• THE REQUEST
From the entries that follow, gather each line holding the word "Parts".

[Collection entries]
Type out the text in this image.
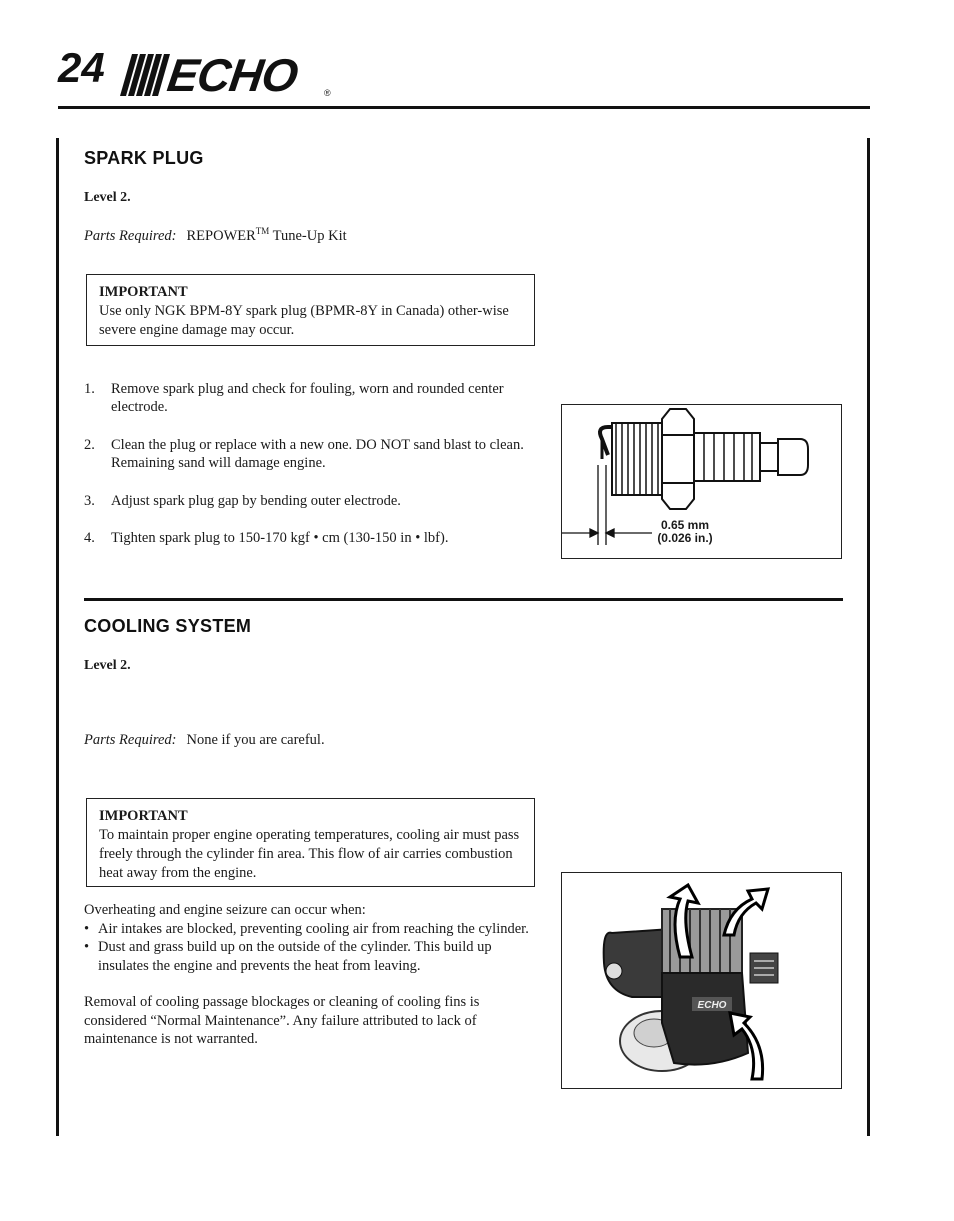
24 ECHO	®
SPARK PLUG
Level 2.
Parts Required: REPOWER™ Tune-Up Kit
IMPORTANT
Use only NGK BPM-8Y spark plug (BPMR-8Y in Canada) other-wise severe engine damage may occur.
1. Remove spark plug and check for fouling, worn and rounded center electrode.
2. Clean the plug or replace with a new one. DO NOT sand blast to clean. Remaining sand will damage engine.
3. Adjust spark plug gap by bending outer electrode.
4. Tighten spark plug to 150-170 kgf • cm (130-150 in • lbf).
0.65 mm
(0.026 in.)
COOLING SYSTEM
Level 2.
Parts Required: None if you are careful.
IMPORTANT
To maintain proper engine operating temperatures, cooling air must pass freely through the cylinder fin area. This flow of air carries combustion heat away from the engine.
Overheating and engine seizure can occur when:
• Air intakes are blocked, preventing cooling air from reaching the cylinder.
• Dust and grass build up on the outside of the cylinder. This build up insulates the engine and prevents the heat from leaving.
Removal of cooling passage blockages or cleaning of cooling fins is considered “Normal Maintenance”. Any failure attributed to lack of maintenance is not warranted.
ECHO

• SOLUTION TO THIS TASK
Parts Required: REPOWER™ Tune-Up Kit
Parts Required: None if you are careful.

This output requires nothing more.